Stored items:
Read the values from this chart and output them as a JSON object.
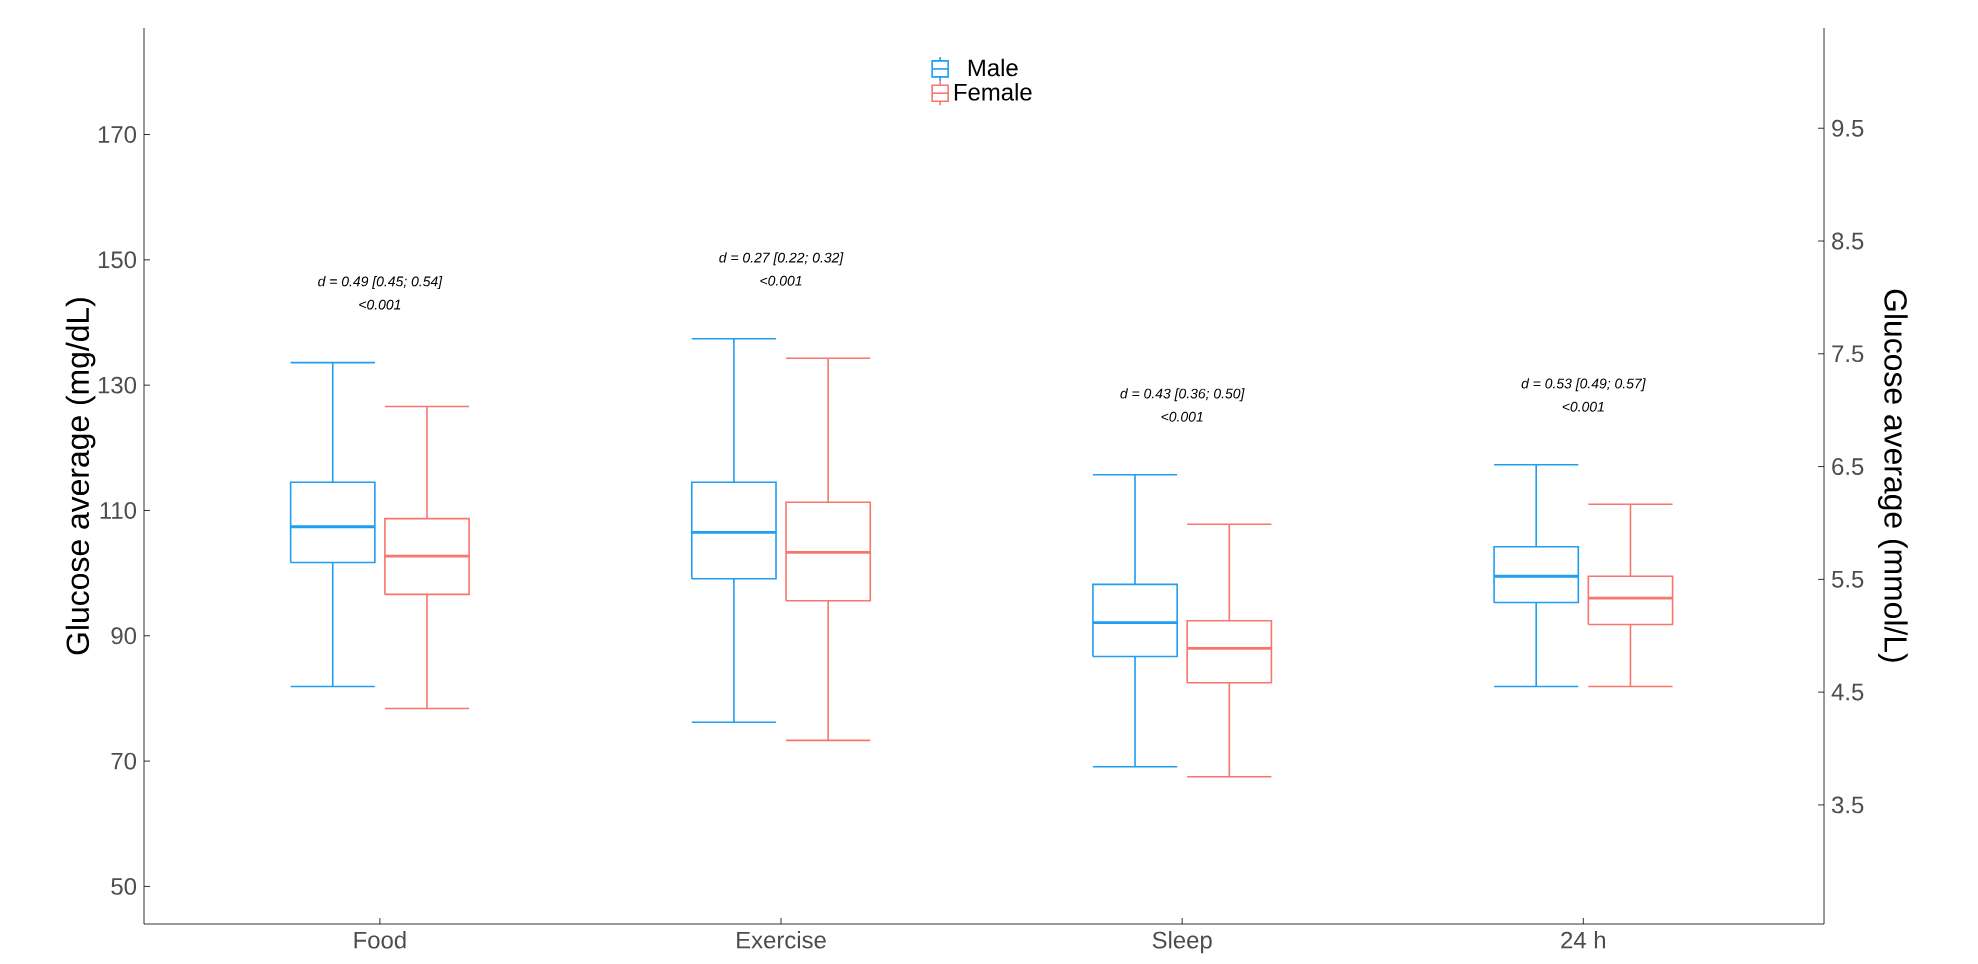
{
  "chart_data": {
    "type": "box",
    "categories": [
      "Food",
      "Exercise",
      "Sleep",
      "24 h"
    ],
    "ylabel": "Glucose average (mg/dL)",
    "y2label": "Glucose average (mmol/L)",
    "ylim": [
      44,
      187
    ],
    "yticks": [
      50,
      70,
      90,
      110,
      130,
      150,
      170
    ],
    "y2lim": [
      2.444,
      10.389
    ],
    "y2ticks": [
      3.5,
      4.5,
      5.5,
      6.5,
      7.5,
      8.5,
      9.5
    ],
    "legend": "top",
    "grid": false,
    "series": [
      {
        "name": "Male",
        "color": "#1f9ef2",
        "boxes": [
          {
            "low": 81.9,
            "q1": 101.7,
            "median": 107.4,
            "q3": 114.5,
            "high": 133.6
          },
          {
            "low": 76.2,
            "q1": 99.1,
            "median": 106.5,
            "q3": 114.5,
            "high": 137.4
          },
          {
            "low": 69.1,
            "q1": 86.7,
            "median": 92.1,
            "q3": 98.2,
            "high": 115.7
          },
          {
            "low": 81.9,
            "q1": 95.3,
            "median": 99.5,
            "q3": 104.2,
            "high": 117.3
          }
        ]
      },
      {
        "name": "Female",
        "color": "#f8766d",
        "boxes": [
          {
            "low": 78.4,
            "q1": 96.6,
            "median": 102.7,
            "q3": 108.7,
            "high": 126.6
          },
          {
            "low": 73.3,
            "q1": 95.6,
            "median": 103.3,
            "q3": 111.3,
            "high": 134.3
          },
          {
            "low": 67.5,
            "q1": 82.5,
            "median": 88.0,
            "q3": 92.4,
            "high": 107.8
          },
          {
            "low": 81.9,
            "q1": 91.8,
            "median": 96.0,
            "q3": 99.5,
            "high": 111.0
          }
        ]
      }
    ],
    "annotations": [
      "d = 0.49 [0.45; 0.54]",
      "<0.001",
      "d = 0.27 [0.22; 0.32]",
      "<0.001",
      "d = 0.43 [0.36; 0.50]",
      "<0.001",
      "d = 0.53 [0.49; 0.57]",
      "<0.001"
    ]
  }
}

■ To be done: Each line that holds the word "average" is to be copied.

■ Result for this exercise:
    "ylabel": "Glucose average (mg/dL)",
    "y2label": "Glucose average (mmol/L)",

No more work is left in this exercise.